### [TASK TO COMPLETE]
Skip the images. Copy the records exactly as written.

### [DATASET ROWS]
++++++++++++++++++++

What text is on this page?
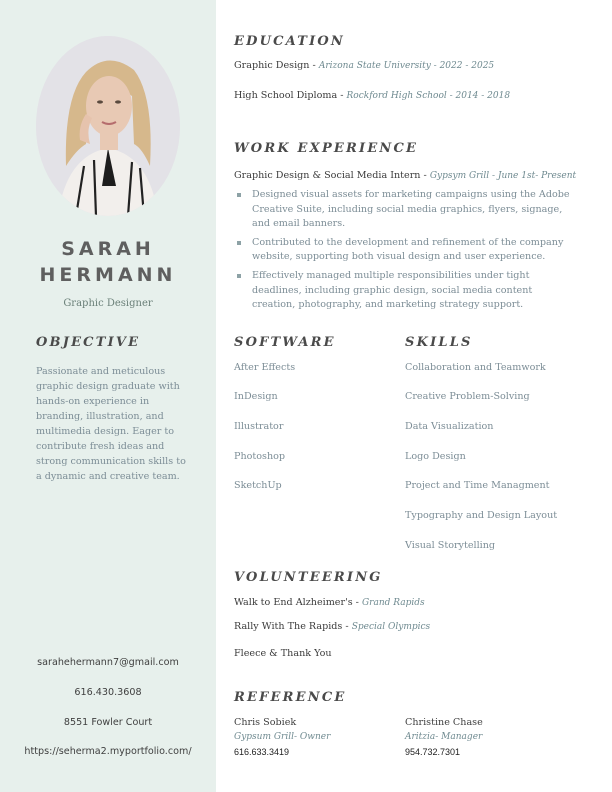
SARAH
HERMANN
Graphic Designer
OBJECTIVE
Passionate and meticulous graphic design graduate with hands-on experience in branding, illustration, and multimedia design. Eager to contribute fresh ideas and strong communication skills to a dynamic and creative team.
sarahehermann7@gmail.com
616.430.3608
8551 Fowler Court
https://seherma2.myportfolio.com/
EDUCATION
Graphic Design - Arizona State University - 2022 - 2025
High School Diploma - Rockford High School - 2014 - 2018
WORK EXPERIENCE
Graphic Design & Social Media Intern - Gypsym Grill - June 1st- Present
Designed visual assets for marketing campaigns using the Adobe Creative Suite, including social media graphics, flyers, signage, and email banners.
Contributed to the development and refinement of the company website, supporting both visual design and user experience.
Effectively managed multiple responsibilities under tight deadlines, including graphic design, social media content creation, photography, and marketing strategy support.
SOFTWARE
After Effects
InDesign
Illustrator
Photoshop
SketchUp
SKILLS
Collaboration and Teamwork
Creative Problem-Solving
Data Visualization
Logo Design
Project and Time Managment
Typography and Design Layout
Visual Storytelling
VOLUNTEERING
Walk to End Alzheimer's - Grand Rapids
Rally With The Rapids - Special Olympics
Fleece & Thank You
REFERENCE
Chris Sobiek
Gypsum Grill- Owner
616.633.3419
Christine Chase
Aritzia- Manager
954.732.7301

++++++++++++++++++++

### [SOLUTION TO THE EXERCISE]
What text is on this page?
SARAH
HERMANN
Graphic Designer
OBJECTIVE
Passionate and meticulous graphic design graduate with hands-on experience in branding, illustration, and multimedia design. Eager to contribute fresh ideas and strong communication skills to a dynamic and creative team.
sarahehermann7@gmail.com
616.430.3608
8551 Fowler Court
https://seherma2.myportfolio.com/
EDUCATION
Graphic Design - Arizona State University - 2022 - 2025
High School Diploma - Rockford High School - 2014 - 2018
WORK EXPERIENCE
Graphic Design & Social Media Intern - Gypsym Grill - June 1st- Present
Designed visual assets for marketing campaigns using the Adobe Creative Suite, including social media graphics, flyers, signage, and email banners.
Contributed to the development and refinement of the company website, supporting both visual design and user experience.
Effectively managed multiple responsibilities under tight deadlines, including graphic design, social media content creation, photography, and marketing strategy support.
SOFTWARE
After Effects
InDesign
Illustrator
Photoshop
SketchUp
SKILLS
Collaboration and Teamwork
Creative Problem-Solving
Data Visualization
Logo Design
Project and Time Managment
Typography and Design Layout
Visual Storytelling
VOLUNTEERING
Walk to End Alzheimer's - Grand Rapids
Rally With The Rapids - Special Olympics
Fleece & Thank You
REFERENCE
Chris Sobiek
Gypsum Grill- Owner
616.633.3419
Christine Chase
Aritzia- Manager
954.732.7301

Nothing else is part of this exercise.